══ TASK INPUTS ══
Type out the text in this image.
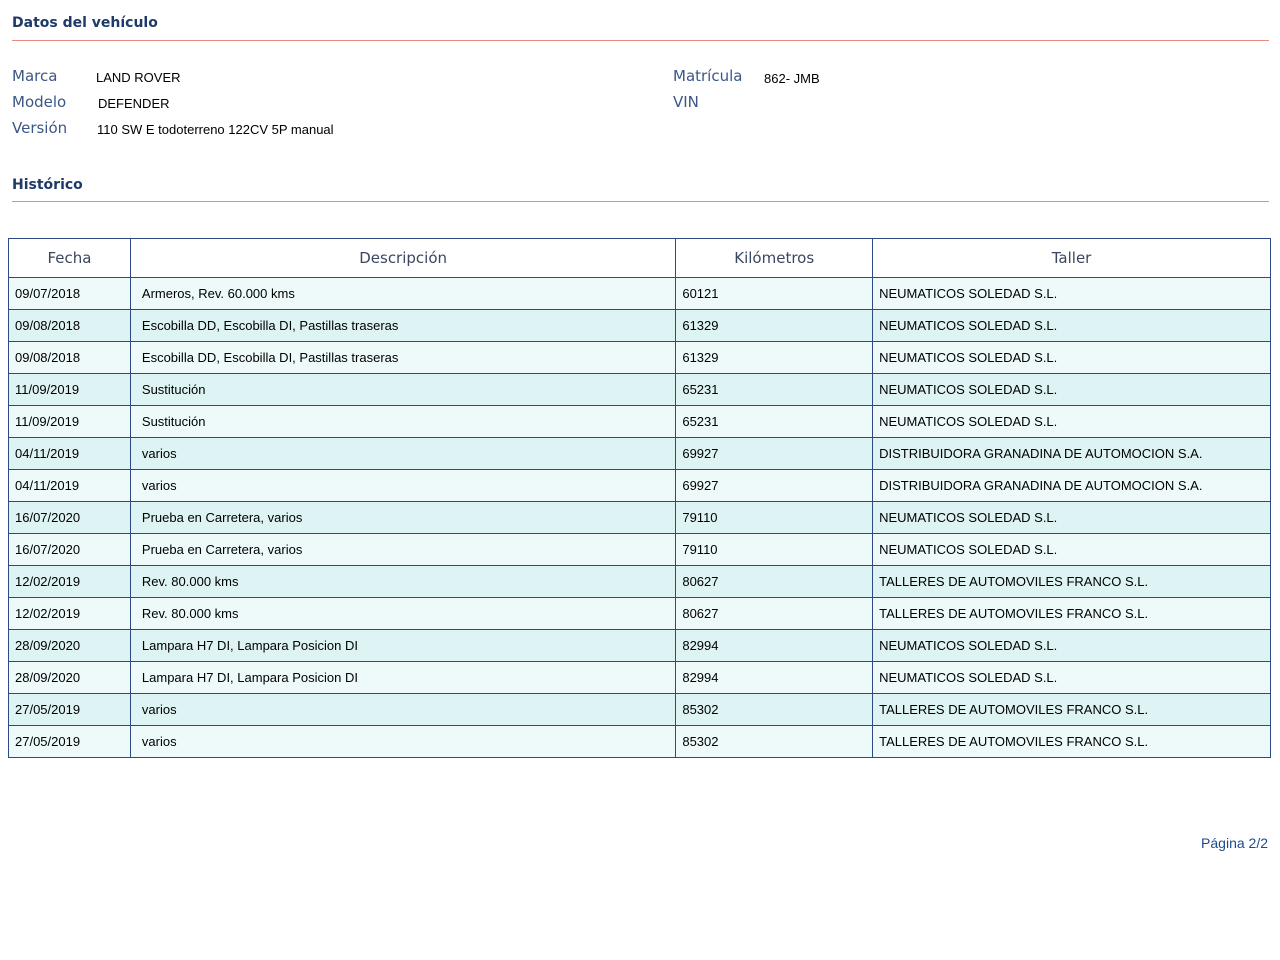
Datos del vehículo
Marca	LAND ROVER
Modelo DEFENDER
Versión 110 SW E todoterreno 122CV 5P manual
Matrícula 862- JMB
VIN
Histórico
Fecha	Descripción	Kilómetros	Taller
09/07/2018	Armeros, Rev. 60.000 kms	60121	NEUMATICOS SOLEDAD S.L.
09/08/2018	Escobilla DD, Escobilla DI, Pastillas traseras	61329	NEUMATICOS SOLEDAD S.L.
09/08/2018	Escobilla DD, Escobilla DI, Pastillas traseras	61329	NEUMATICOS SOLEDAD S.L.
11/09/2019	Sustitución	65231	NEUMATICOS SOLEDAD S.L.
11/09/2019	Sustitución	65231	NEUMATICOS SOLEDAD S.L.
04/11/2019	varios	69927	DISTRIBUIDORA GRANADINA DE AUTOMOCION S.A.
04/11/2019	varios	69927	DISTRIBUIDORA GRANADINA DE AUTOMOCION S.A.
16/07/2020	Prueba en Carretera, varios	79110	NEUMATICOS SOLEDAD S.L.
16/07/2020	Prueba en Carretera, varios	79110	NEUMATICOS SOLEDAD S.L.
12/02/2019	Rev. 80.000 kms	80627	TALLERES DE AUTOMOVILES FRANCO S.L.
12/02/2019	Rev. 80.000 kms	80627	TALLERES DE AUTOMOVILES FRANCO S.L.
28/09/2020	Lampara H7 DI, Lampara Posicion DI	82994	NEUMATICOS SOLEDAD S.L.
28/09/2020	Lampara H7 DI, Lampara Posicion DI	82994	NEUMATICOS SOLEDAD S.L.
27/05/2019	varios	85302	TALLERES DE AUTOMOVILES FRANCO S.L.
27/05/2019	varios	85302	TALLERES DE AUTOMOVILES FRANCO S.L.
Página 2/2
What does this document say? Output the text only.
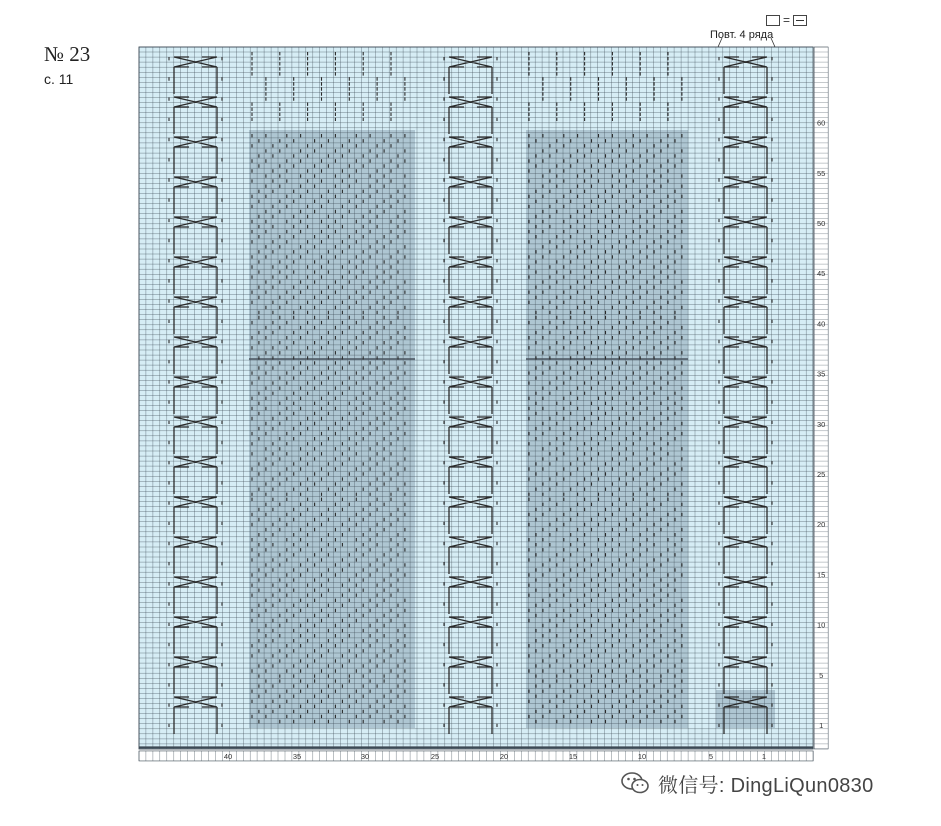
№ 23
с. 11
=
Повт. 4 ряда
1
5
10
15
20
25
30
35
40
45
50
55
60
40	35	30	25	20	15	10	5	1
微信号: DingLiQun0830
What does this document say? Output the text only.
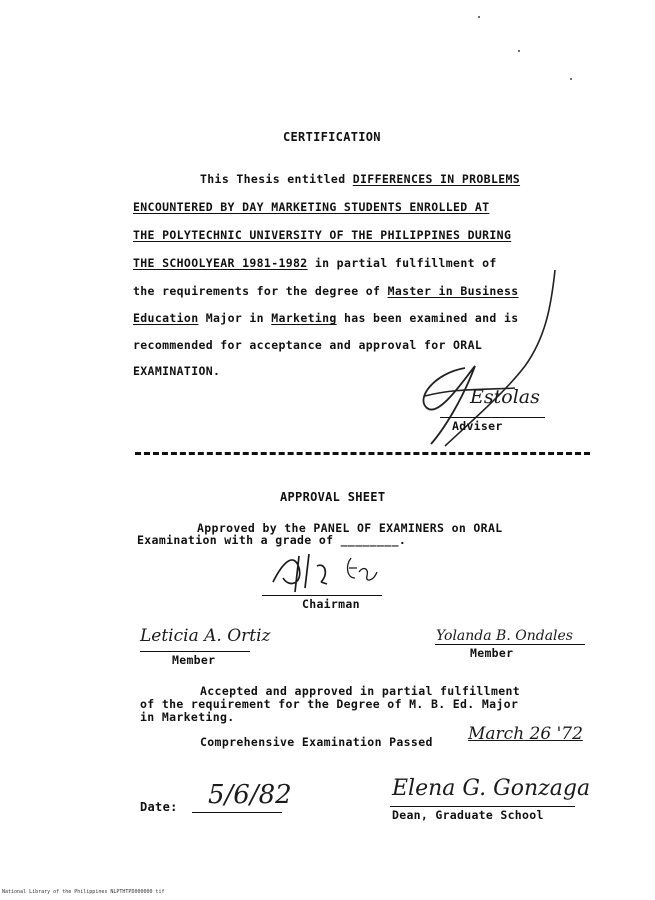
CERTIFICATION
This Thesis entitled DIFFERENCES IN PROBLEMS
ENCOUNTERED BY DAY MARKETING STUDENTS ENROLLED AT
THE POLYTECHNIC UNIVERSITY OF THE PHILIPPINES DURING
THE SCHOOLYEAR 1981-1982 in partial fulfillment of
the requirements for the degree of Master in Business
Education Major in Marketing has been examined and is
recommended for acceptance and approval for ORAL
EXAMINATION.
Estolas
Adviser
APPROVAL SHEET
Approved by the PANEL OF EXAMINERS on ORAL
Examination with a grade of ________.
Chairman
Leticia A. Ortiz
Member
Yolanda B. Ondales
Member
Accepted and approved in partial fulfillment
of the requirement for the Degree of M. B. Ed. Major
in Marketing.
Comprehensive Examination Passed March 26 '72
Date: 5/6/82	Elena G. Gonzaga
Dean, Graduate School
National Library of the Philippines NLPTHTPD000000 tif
═══
══ TASK INPUTS ══
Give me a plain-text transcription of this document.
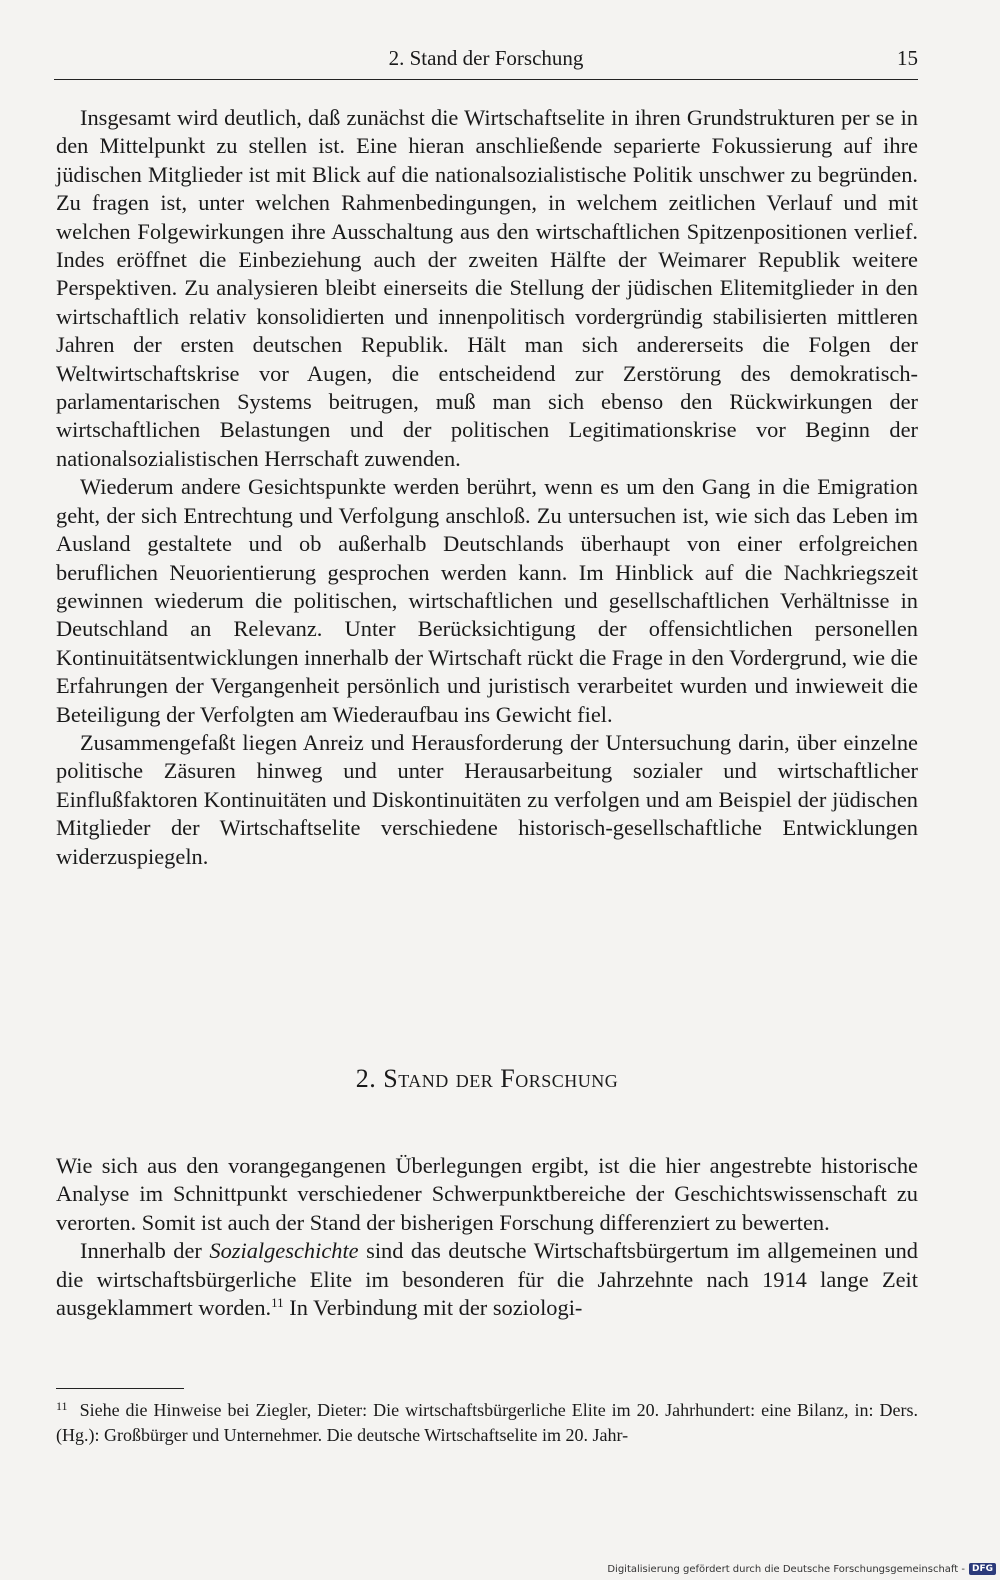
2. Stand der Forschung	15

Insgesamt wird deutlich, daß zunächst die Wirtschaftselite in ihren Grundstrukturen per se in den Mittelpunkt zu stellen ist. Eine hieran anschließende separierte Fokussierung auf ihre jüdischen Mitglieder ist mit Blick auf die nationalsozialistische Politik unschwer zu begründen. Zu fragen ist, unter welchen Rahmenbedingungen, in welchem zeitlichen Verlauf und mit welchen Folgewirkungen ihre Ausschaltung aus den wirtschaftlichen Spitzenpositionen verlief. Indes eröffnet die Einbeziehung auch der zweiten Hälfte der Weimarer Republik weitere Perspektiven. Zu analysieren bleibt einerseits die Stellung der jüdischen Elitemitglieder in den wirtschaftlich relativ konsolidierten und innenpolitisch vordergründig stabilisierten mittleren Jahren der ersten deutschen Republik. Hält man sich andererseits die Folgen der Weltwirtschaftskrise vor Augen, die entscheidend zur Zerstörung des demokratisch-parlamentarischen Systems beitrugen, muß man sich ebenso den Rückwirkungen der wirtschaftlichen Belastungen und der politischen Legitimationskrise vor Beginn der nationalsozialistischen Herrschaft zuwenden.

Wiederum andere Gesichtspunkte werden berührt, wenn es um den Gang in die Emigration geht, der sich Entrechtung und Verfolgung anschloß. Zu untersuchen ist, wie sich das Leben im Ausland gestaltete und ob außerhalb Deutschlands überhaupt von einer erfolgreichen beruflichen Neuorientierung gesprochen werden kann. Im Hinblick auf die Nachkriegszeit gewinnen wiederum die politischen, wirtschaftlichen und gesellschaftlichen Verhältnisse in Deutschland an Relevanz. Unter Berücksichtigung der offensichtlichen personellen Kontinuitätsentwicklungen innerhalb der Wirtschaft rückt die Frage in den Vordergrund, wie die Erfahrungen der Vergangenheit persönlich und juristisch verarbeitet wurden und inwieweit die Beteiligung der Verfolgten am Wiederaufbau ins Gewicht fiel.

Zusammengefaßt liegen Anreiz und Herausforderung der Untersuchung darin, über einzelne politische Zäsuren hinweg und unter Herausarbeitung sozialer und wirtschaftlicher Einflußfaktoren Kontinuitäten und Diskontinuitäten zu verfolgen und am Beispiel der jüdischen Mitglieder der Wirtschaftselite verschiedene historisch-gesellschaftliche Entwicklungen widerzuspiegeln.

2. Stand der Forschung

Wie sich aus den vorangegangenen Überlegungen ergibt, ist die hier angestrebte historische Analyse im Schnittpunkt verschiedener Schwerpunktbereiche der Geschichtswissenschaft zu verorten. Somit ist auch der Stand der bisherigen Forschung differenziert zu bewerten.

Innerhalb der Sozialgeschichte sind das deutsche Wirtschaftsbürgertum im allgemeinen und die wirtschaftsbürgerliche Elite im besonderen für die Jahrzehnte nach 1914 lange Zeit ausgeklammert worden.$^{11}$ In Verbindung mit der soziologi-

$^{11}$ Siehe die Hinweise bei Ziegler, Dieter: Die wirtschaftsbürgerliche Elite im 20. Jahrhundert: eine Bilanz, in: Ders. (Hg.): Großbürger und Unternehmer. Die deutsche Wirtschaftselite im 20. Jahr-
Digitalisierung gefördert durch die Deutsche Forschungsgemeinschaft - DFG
═══
══ TASK INPUTS ══
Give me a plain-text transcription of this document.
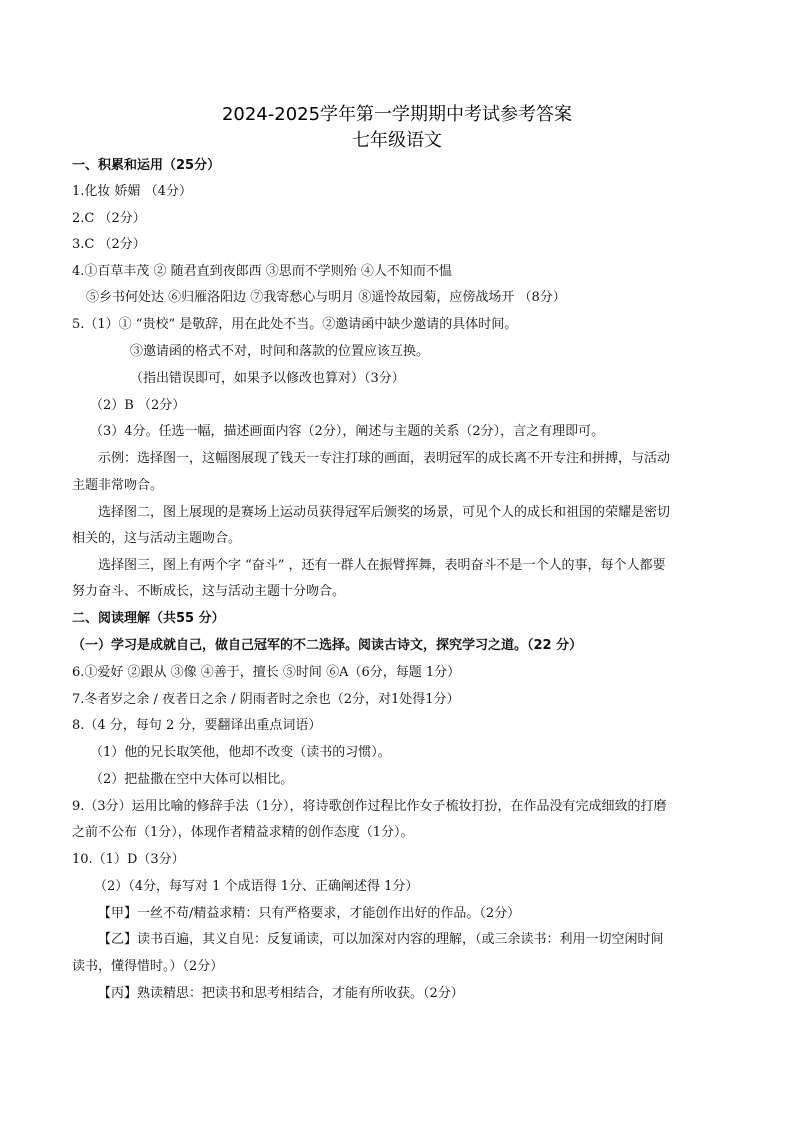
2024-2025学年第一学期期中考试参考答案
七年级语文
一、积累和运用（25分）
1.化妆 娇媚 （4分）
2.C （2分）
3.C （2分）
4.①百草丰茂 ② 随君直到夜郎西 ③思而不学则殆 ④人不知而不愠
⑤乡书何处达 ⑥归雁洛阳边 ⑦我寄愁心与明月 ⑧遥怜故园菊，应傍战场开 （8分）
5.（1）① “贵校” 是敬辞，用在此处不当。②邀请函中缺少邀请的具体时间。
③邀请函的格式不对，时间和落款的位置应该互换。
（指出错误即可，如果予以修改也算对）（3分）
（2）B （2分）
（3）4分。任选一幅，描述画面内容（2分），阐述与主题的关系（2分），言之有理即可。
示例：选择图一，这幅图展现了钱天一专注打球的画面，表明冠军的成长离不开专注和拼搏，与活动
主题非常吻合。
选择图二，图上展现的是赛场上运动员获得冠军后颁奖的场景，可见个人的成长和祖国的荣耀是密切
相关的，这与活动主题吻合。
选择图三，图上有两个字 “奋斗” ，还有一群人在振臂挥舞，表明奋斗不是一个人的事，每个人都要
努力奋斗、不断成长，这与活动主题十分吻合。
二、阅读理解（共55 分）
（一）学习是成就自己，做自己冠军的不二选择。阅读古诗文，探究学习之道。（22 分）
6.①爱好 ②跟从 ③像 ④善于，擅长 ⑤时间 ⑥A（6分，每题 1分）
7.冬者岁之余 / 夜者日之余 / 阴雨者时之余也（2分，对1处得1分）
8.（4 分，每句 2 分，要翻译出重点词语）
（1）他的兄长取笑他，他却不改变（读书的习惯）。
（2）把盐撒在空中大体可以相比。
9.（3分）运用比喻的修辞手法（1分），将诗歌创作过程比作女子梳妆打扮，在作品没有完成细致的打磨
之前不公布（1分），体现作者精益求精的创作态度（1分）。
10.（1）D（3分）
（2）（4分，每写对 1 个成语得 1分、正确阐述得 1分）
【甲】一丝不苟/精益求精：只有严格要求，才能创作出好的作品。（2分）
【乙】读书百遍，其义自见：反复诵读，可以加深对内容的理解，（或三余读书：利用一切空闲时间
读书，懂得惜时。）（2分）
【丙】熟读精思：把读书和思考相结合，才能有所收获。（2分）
═══
WHAT IS EXPECTED: Look over the listing. Pull out every line with the string "Major" in it.

COMPLETED EXERCISE:
Education Major in Marketing has been examined and is
of the requirement for the Degree of M. B. Ed. Major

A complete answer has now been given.